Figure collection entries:
--------------------------------
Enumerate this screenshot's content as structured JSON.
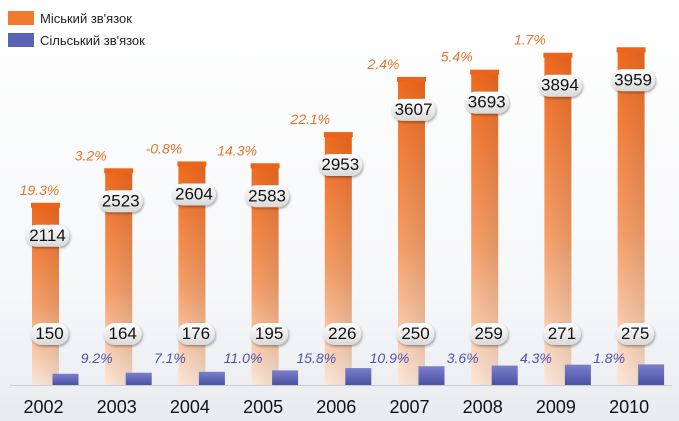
{
  "chart_data": {
    "type": "bar",
    "categories": [
      "2002",
      "2003",
      "2004",
      "2005",
      "2006",
      "2007",
      "2008",
      "2009",
      "2010"
    ],
    "series": [
      {
        "name": "Міський зв'язок",
        "color": "#f07a2e",
        "values": [
          2114,
          2523,
          2604,
          2583,
          2953,
          3607,
          3693,
          3894,
          3959
        ],
        "growth_labels": [
          "19.3%",
          "3.2%",
          "-0.8%",
          "14.3%",
          "22.1%",
          "2.4%",
          "5.4%",
          "1.7%",
          ""
        ]
      },
      {
        "name": "Сільський зв'язок",
        "color": "#5a62b5",
        "values": [
          150,
          164,
          176,
          195,
          226,
          250,
          259,
          271,
          275
        ],
        "growth_labels": [
          "",
          "9.2%",
          "7.1%",
          "11.0%",
          "15.8%",
          "10.9%",
          "3.6%",
          "4.3%",
          "1.8%"
        ]
      }
    ],
    "legend_position": "top-left"
  }
}
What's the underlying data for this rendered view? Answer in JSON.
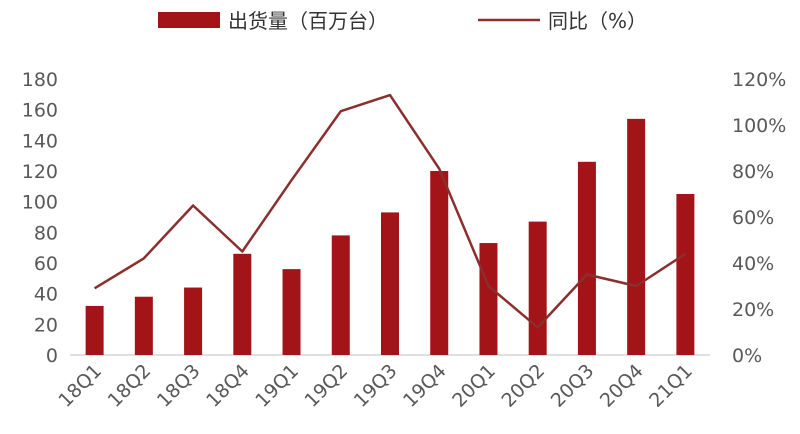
{
  "chart_data": {
    "type": "bar",
    "categories": [
      "18Q1",
      "18Q2",
      "18Q3",
      "18Q4",
      "19Q1",
      "19Q2",
      "19Q3",
      "19Q4",
      "20Q1",
      "20Q2",
      "20Q3",
      "20Q4",
      "21Q1"
    ],
    "series": [
      {
        "name": "出货量（百万台）",
        "type": "bar",
        "axis": "left",
        "color": "#A31419",
        "values": [
          32,
          38,
          44,
          66,
          56,
          78,
          93,
          120,
          73,
          87,
          126,
          154,
          105
        ]
      },
      {
        "name": "同比（%）",
        "type": "line",
        "axis": "right",
        "color": "#8B2E2E",
        "values": [
          29,
          42,
          65,
          45,
          76,
          106,
          113,
          81,
          30,
          12,
          35,
          30,
          44
        ]
      }
    ],
    "y_left": {
      "min": 0,
      "max": 180,
      "step": 20
    },
    "y_right": {
      "min": 0,
      "max": 120,
      "step": 20,
      "unit": "%"
    },
    "legend_position": "top",
    "grid": false
  }
}
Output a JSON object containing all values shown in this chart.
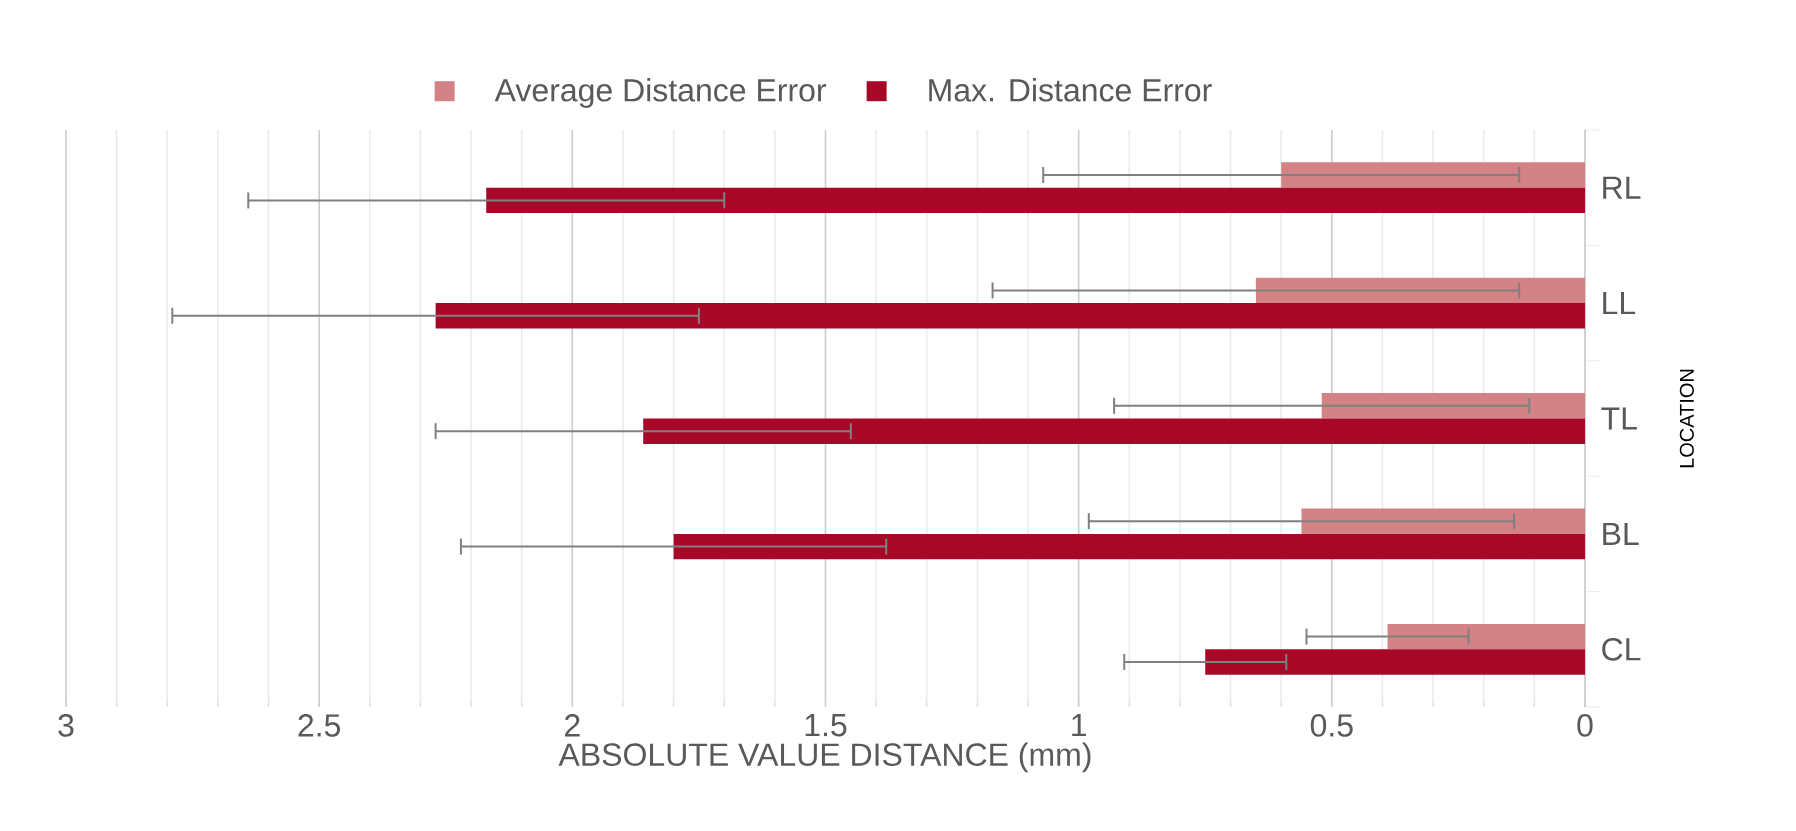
{
  "chart_data": {
    "type": "bar",
    "orientation": "horizontal",
    "xlabel": "ABSOLUTE VALUE DISTANCE (mm)",
    "ylabel": "LOCATION",
    "categories": [
      "RL",
      "LL",
      "TL",
      "BL",
      "CL"
    ],
    "series": [
      {
        "name": "Average Distance Error",
        "color": "#d38286",
        "values": [
          0.6,
          0.65,
          0.52,
          0.56,
          0.39
        ],
        "errors": [
          0.47,
          0.52,
          0.41,
          0.42,
          0.16
        ]
      },
      {
        "name": "Max. Distance Error",
        "color": "#a80828",
        "values": [
          2.17,
          2.27,
          1.86,
          1.8,
          0.75
        ],
        "errors": [
          0.47,
          0.52,
          0.41,
          0.42,
          0.16
        ]
      }
    ],
    "xlim": [
      3,
      0
    ],
    "xticks": [
      3,
      2.5,
      2,
      1.5,
      1,
      0.5,
      0
    ],
    "grid": "x",
    "legend": "top"
  }
}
--------------------------------
Repeat the records in full, exactly as they appear, without the pictures.

Enumerate this screenshot's content as structured JSON.
{
  "chart_data": {
    "type": "bar",
    "categories": [
      "2002",
      "2003",
      "2004",
      "2005",
      "2006",
      "2007",
      "2008",
      "2009",
      "2010"
    ],
    "series": [
      {
        "name": "Міський зв'язок",
        "color": "#f07a2e",
        "values": [
          2114,
          2523,
          2604,
          2583,
          2953,
          3607,
          3693,
          3894,
          3959
        ],
        "growth_labels": [
          "19.3%",
          "3.2%",
          "-0.8%",
          "14.3%",
          "22.1%",
          "2.4%",
          "5.4%",
          "1.7%",
          ""
        ]
      },
      {
        "name": "Сільський зв'язок",
        "color": "#5a62b5",
        "values": [
          150,
          164,
          176,
          195,
          226,
          250,
          259,
          271,
          275
        ],
        "growth_labels": [
          "",
          "9.2%",
          "7.1%",
          "11.0%",
          "15.8%",
          "10.9%",
          "3.6%",
          "4.3%",
          "1.8%"
        ]
      }
    ],
    "legend_position": "top-left"
  }
}
What's the underlying data for this rendered view? Answer in JSON.
{
  "chart_data": {
    "type": "bar",
    "categories": [
      "18Q1",
      "18Q2",
      "18Q3",
      "18Q4",
      "19Q1",
      "19Q2",
      "19Q3",
      "19Q4",
      "20Q1",
      "20Q2",
      "20Q3",
      "20Q4",
      "21Q1"
    ],
    "series": [
      {
        "name": "出货量（百万台）",
        "type": "bar",
        "axis": "left",
        "color": "#A31419",
        "values": [
          32,
          38,
          44,
          66,
          56,
          78,
          93,
          120,
          73,
          87,
          126,
          154,
          105
        ]
      },
      {
        "name": "同比（%）",
        "type": "line",
        "axis": "right",
        "color": "#8B2E2E",
        "values": [
          29,
          42,
          65,
          45,
          76,
          106,
          113,
          81,
          30,
          12,
          35,
          30,
          44
        ]
      }
    ],
    "y_left": {
      "min": 0,
      "max": 180,
      "step": 20
    },
    "y_right": {
      "min": 0,
      "max": 120,
      "step": 20,
      "unit": "%"
    },
    "legend_position": "top",
    "grid": false
  }
}
Output a JSON object containing all values shown in this chart.
{
  "chart_data": {
    "type": "bar",
    "orientation": "horizontal",
    "xlabel": "ABSOLUTE VALUE DISTANCE (mm)",
    "ylabel": "LOCATION",
    "categories": [
      "RL",
      "LL",
      "TL",
      "BL",
      "CL"
    ],
    "series": [
      {
        "name": "Average Distance Error",
        "color": "#d38286",
        "values": [
          0.6,
          0.65,
          0.52,
          0.56,
          0.39
        ],
        "errors": [
          0.47,
          0.52,
          0.41,
          0.42,
          0.16
        ]
      },
      {
        "name": "Max. Distance Error",
        "color": "#a80828",
        "values": [
          2.17,
          2.27,
          1.86,
          1.8,
          0.75
        ],
        "errors": [
          0.47,
          0.52,
          0.41,
          0.42,
          0.16
        ]
      }
    ],
    "xlim": [
      3,
      0
    ],
    "xticks": [
      3,
      2.5,
      2,
      1.5,
      1,
      0.5,
      0
    ],
    "grid": "x",
    "legend": "top"
  }
}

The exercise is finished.